DOCUMENT
The applicant has previously brought four applications before the
Commission. His first application No. 8673/79 was declared inadmissible
on 10 March 1982 as being partly incompatible ratione materiae with the
Convention and partly for non-exhaustion of domestic remedies. The
second application No. 10484/83 was declared inadmissible on
2 July 1984 also as being partly incompatible ratione materiae with the
Convention and partly for non-exhaustion of domestic remedies.
In a partial decision on admissibility of 14 March 1986 the
Commission declared the applicant's third application No. 11826/85
inadmissible in so far as it concerned complaints under Articles 9, 10,
13, 14, 17 and 25 of the Convention whereas it declared admissible, on
9 May 1989, the complaint that he did not get a "fair and public
hearing" within the meaning of Article 6 of the Convention as regards
certain proceedings before the Swedish Court of Appeal (hovrätten).
This issue was finally determined by the European Court of Human Rights
(Eur. Court H.R., Helmers judgment of 29 October 1991, Series A
no. 212 - A).
In his fourth application No. 15557/89 the applicant submitted
that the Swedish Government and the applicant's trade union in 1975
signed a so-called "income guarantee contract" (inkomsttrygghetsavtal).
According to this contract a person who for reasons of reorganisation
was required to fulfil other functions would nevertheless receive the
same salary as before the reorganisation.
As the applicant considered that this applied to him he submitted
a claim to the Government for an increase of salary as from a certain
date. The Government rejected this claim on 22 December 1988. The
applicant complained to the Chancellor of Justice (justitiekanslern)
who informed him that his claims concerned a labour dispute which
should be determined in accordance with the Act on Procedures in Labour
Disputes (lagen om rättegången i arbetstvister), i.e. in the District
Court (tingsrätten) or in the Labour Court (arbetsdomstolen).
Before the Commission the applicant inter alia invoked Article 10
of the Convention maintaining that "the official statement of political
opinions which he is suspected to hold as reason to degrade him from
his academic post was an obvious discrimination in the sense of the
Convention".
Furthermore the applicant invoked Article 6 para. 1 of the
Convention maintaining that the Government's refusal to accept his
pecuniary claim was an example of the continuing discrimination against
him. He contended that the determination of his claims concerned a
"civil right" within the meaning of Article 6 para. 1 of the Convention
whereas he had no "tribunal" to which he could turn.
In its decision on admissibility of 6 November 1989 the
Commission declared the complaint under Article 10 of the Convention
inadmissible as being manifestly ill-founded. The complaint under
Article 6 was also rejected as being manifestly ill-founded in th
Commission was satisfied that the applicant could have brought his
dispute before the courts in accordance with the proceedings in labour
disputes.

DATASET ROWS
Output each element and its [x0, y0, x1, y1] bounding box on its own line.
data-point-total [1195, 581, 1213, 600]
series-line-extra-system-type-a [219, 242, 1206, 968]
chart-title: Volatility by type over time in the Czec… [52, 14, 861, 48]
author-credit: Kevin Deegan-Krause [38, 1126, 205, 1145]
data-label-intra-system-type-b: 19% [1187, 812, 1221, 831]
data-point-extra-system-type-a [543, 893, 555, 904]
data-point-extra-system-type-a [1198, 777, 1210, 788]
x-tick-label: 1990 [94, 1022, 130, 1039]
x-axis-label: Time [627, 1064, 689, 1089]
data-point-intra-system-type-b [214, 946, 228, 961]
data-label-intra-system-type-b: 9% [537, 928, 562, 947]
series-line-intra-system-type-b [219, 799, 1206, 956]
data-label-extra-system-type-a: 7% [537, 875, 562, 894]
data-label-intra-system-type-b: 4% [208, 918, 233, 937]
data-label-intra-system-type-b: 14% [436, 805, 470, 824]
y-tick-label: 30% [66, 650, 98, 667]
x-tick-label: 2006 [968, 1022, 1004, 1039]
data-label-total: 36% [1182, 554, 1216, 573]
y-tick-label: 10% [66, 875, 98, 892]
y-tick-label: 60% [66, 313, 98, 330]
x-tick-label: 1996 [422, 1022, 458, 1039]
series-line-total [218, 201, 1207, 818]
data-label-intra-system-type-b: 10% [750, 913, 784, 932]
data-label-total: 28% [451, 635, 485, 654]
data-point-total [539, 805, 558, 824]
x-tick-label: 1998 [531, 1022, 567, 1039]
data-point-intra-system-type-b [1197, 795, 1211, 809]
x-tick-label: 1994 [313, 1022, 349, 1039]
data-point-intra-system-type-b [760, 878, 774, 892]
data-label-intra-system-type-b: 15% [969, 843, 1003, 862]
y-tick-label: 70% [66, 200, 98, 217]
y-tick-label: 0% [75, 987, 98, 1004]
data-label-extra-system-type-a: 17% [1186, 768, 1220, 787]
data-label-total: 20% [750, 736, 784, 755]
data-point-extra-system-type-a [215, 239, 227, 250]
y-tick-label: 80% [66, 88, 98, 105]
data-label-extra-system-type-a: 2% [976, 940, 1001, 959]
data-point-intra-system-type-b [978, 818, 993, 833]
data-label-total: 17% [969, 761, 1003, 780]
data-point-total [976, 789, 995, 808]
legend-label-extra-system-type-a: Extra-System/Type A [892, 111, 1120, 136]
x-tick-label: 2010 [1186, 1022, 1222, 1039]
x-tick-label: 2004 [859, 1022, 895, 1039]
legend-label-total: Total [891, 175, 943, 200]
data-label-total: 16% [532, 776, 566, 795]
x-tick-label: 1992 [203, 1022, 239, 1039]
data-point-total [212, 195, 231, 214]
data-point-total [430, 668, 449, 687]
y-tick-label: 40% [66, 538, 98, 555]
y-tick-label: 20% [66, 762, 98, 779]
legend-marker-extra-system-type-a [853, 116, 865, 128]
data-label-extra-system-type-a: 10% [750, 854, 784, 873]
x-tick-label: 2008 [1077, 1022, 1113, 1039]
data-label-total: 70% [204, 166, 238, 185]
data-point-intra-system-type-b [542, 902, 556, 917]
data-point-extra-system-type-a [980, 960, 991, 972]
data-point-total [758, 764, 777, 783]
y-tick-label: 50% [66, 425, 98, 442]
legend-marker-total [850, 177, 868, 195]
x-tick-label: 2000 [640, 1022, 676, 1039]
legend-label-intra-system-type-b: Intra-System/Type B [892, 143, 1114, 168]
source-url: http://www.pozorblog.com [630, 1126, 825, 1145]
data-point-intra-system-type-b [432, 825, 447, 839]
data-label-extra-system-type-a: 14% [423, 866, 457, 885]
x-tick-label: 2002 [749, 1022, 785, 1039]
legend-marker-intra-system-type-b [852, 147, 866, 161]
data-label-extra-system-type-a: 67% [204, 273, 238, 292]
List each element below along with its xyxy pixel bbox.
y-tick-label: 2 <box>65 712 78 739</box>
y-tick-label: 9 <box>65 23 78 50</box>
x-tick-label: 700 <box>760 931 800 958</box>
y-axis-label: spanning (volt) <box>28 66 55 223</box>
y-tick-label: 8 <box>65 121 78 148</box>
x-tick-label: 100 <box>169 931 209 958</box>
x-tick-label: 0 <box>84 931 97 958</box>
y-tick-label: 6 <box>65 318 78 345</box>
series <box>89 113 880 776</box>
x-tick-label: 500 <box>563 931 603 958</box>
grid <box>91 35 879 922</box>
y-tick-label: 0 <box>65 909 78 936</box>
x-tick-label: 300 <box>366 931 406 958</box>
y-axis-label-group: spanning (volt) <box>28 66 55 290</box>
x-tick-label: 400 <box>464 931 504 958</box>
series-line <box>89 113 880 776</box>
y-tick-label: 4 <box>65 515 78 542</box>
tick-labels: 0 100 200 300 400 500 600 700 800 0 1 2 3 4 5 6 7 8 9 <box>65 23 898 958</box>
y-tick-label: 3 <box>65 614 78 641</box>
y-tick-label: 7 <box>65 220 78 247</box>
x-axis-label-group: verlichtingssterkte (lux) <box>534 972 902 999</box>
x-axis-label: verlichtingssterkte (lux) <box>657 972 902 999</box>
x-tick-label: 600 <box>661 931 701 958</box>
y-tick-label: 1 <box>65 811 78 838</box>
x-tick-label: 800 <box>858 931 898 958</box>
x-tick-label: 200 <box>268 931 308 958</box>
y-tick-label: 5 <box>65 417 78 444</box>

WRITTEN TASK 1
Based on the summary of the applicant's earlier applications, say whether each statement agrees with it. Answer yes or no and quote the deciding words.
(a) The first application was declared inadmissible on 10 March 1982.
(b) The Government accepted the applicant's claim for an increase of salary.
(c) The "income guarantee contract" was signed in 1975 by the Swedish Government and the applicant's employer.
WRITTEN TASK 2
According to the summary of the applicant's earlier applications, why did the applicant submit a claim to the Government for an increase of salary?
WRITTEN TASK 3
Rewrite the paragraph of the summary of the applicant's earlier applications that begins "In his fourth application No. 15557/89" as a short list that keeps its main facts.
Answer using only the summary of the applicant's earlier applications shown above.

OUTPUT 1
(a) Yes: "His first application No. 8673/79 was declared inadmissible on 10 March 1982"
(b) No: "The Government rejected this claim on 22 December 1988."
(c) No: "the Swedish Government and the applicant's trade union in 1975 signed a so-called "income guarantee contract""

OUTPUT 2
He considered that the "income guarantee contract" applied to him. Under that contract, a person required to fulfil other functions for reasons of reorganisation would still receive the same salary as before the reorganisation.

OUTPUT 3
- Fourth application: No. 15557/89.
- In 1975 the Swedish Government and the applicant's trade union signed an "income guarantee contract" (inkomsttrygghetsavtal).
- Under the contract, a person required to fulfil other functions because of reorganisation would receive the same salary as before the reorganisation.